**WHAT IS REQUIRED:** All lines holding the string "vody" are to be shown.

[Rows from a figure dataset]

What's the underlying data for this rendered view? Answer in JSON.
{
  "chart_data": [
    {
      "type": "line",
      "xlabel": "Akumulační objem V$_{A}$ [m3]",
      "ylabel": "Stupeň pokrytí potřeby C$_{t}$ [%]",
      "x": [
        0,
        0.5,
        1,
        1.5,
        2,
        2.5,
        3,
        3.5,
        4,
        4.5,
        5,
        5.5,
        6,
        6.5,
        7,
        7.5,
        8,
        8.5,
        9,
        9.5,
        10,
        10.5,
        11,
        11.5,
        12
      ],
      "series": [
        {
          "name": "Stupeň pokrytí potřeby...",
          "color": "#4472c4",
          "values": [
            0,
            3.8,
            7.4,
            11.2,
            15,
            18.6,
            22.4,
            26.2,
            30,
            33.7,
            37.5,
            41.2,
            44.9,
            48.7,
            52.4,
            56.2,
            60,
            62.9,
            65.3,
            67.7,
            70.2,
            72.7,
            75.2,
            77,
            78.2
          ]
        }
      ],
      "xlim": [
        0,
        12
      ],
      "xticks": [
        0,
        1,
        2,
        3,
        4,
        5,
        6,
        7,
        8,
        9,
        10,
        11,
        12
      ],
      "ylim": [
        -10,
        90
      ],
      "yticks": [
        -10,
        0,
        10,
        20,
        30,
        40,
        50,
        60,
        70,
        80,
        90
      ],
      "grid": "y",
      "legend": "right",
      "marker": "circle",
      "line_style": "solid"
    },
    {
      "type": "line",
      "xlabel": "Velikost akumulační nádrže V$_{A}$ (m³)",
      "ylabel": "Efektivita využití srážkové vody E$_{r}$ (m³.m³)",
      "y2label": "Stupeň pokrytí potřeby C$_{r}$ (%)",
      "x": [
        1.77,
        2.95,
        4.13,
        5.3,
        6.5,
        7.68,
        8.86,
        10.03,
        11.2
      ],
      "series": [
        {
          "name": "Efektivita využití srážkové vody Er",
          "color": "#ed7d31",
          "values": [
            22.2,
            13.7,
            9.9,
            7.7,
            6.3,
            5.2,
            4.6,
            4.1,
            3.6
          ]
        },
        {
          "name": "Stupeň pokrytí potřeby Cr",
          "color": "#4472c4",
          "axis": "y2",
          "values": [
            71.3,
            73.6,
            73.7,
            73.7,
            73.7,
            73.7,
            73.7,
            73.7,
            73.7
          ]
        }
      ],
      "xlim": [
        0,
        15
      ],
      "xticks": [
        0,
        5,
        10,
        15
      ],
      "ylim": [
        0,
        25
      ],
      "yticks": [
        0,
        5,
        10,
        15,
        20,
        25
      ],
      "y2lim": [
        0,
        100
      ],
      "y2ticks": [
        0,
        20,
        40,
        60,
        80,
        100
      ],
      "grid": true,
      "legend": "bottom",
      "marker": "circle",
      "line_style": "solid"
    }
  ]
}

**FULL SOLUTION:**
      "ylabel": "Efektivita využití srážkové vody E$_{r}$ (m³.m³)",
          "name": "Efektivita využití srážkové vody Er",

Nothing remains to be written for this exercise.